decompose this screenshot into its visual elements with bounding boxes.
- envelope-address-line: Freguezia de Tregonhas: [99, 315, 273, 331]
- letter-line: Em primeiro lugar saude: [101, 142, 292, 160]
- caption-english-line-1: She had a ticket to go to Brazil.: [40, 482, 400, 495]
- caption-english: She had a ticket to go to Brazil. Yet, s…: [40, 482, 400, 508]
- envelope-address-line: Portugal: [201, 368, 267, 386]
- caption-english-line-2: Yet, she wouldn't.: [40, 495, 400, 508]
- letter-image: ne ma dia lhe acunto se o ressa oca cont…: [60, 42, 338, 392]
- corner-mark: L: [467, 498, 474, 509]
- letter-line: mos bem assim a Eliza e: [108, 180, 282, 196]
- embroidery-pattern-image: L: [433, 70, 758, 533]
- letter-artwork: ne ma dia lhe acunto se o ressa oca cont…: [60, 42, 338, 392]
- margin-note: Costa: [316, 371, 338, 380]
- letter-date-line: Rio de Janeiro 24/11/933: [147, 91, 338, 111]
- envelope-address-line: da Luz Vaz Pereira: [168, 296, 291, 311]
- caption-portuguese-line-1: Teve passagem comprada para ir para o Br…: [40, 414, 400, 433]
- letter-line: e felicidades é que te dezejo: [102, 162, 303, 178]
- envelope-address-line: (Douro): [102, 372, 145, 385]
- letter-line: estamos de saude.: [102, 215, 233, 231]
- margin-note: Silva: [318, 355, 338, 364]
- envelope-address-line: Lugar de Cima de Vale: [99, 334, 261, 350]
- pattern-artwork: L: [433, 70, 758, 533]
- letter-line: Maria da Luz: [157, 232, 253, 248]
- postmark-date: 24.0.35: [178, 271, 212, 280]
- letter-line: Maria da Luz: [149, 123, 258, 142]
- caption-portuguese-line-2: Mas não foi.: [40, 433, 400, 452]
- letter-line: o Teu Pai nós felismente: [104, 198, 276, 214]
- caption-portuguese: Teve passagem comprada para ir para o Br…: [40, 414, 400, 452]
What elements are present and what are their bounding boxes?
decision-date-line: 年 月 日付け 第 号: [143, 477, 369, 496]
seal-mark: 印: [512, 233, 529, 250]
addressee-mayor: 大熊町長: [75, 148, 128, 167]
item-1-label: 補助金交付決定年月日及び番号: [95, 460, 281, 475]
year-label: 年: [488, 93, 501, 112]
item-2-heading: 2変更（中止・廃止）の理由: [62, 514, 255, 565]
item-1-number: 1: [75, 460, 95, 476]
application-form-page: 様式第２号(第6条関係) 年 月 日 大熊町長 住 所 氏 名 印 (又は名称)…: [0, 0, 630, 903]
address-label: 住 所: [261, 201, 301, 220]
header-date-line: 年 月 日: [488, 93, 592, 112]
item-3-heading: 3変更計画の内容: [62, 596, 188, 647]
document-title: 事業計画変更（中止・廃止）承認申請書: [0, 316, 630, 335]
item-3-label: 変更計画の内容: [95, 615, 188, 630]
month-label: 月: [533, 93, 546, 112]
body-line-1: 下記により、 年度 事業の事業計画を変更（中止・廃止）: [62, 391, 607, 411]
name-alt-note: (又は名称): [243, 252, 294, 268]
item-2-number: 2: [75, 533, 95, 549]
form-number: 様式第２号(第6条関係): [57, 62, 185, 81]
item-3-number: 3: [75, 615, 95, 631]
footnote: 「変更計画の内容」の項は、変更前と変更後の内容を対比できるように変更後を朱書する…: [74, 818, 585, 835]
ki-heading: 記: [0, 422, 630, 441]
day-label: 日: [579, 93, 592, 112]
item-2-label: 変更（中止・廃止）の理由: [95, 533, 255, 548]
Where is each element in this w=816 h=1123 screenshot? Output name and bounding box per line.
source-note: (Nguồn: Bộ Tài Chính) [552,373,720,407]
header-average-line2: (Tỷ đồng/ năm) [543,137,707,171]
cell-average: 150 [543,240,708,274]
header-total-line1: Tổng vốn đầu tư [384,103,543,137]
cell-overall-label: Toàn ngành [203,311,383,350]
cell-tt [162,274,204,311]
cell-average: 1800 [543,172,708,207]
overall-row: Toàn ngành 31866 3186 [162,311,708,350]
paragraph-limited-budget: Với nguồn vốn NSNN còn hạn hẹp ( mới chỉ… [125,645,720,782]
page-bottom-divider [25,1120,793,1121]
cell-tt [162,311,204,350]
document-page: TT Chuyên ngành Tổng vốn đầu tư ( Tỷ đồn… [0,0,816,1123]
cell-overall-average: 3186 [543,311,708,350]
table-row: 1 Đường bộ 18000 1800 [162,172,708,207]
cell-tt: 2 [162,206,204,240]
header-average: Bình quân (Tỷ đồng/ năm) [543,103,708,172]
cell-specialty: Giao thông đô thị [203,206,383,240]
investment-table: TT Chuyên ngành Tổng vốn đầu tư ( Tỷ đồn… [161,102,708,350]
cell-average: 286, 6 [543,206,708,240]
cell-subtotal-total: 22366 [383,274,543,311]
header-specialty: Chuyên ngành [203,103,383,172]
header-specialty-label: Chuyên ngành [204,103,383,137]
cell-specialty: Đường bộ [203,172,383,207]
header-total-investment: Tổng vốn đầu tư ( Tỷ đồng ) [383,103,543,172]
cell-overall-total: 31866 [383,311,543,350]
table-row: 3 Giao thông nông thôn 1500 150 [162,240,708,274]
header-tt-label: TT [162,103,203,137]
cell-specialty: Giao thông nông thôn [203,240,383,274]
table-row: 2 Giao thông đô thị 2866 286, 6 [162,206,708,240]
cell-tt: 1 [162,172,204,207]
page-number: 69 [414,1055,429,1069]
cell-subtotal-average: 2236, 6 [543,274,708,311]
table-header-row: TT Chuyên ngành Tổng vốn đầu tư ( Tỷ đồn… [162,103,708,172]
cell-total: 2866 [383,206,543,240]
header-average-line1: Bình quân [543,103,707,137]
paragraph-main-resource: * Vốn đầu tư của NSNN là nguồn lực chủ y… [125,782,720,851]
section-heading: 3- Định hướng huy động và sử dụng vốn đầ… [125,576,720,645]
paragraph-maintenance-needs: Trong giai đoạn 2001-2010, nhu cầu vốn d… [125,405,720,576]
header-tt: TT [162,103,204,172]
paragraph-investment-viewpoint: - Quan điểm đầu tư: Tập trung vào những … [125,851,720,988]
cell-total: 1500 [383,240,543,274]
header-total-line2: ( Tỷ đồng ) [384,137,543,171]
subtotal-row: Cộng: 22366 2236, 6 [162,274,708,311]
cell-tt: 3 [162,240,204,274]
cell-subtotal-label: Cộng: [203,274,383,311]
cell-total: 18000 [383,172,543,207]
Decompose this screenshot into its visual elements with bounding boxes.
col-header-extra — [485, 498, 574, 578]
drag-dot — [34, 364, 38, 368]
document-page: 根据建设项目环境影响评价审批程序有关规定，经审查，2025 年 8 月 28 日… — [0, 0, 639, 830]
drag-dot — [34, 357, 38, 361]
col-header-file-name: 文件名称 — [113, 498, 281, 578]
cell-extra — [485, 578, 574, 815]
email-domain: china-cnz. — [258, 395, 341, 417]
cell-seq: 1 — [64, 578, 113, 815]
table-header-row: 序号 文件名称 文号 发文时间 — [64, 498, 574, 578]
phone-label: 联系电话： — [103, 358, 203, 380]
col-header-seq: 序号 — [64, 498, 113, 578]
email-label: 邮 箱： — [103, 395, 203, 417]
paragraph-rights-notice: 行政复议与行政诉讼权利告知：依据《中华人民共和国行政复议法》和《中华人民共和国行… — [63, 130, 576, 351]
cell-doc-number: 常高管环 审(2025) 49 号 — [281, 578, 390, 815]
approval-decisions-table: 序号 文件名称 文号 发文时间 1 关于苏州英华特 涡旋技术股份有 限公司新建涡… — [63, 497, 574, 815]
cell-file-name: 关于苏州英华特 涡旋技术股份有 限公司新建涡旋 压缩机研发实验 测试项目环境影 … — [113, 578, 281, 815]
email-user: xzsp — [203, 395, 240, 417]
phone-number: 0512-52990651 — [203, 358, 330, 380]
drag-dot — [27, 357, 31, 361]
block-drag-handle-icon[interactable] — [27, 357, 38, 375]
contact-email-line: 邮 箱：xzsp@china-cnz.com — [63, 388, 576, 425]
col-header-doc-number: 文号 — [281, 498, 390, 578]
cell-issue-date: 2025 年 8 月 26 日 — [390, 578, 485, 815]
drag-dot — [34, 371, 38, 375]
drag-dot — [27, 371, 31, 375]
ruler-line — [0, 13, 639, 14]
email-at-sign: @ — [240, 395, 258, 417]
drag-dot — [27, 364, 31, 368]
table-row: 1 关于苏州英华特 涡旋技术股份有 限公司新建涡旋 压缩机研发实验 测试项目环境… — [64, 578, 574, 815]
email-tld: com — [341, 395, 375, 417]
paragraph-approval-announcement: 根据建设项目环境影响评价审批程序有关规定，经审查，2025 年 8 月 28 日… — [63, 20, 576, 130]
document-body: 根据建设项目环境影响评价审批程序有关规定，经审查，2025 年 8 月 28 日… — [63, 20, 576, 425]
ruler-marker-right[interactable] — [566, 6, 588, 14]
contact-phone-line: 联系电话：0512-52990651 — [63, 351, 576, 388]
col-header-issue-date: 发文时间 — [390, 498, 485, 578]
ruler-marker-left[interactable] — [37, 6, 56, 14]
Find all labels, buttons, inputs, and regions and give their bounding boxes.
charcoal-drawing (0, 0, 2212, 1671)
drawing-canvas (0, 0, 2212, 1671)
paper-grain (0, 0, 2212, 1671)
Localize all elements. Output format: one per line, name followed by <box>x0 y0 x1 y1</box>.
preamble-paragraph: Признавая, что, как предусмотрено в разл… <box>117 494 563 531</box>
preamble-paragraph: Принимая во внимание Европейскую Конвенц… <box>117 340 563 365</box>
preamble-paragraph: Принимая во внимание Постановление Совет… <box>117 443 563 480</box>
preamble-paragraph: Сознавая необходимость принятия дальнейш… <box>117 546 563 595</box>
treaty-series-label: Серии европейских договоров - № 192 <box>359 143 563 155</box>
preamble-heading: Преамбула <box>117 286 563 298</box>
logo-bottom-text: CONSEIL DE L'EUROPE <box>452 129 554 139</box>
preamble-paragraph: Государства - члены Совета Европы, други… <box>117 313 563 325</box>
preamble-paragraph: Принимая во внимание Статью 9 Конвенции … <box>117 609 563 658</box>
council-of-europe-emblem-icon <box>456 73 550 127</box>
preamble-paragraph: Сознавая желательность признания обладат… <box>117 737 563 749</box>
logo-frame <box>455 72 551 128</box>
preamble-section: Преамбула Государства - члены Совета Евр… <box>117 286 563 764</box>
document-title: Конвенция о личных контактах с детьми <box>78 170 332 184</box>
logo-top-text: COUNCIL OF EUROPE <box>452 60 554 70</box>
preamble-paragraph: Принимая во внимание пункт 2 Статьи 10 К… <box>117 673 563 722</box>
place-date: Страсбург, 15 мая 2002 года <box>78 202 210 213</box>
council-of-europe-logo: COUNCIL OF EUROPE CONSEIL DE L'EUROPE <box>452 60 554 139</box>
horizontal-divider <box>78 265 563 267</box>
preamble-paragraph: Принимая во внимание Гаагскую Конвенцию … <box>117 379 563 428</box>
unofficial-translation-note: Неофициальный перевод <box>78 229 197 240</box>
◆ ◆ ◆
* WRITTEN TASK: Print, character for character, everything from the start of the material above down through the line containing "- caption-english-line-2: Yet, she", including both ends.

* ANSWER TO THIS PROBLEM:
decompose this screenshot into its visual elements with bounding boxes.
- envelope-address-line: Freguezia de Tregonhas: [99, 315, 273, 331]
- letter-line: Em primeiro lugar saude: [101, 142, 292, 160]
- caption-english-line-1: She had a ticket to go to Brazil.: [40, 482, 400, 495]
- caption-english: She had a ticket to go to Brazil. Yet, s…: [40, 482, 400, 508]
- envelope-address-line: Portugal: [201, 368, 267, 386]
- caption-english-line-2: Yet, she wouldn't.: [40, 495, 400, 508]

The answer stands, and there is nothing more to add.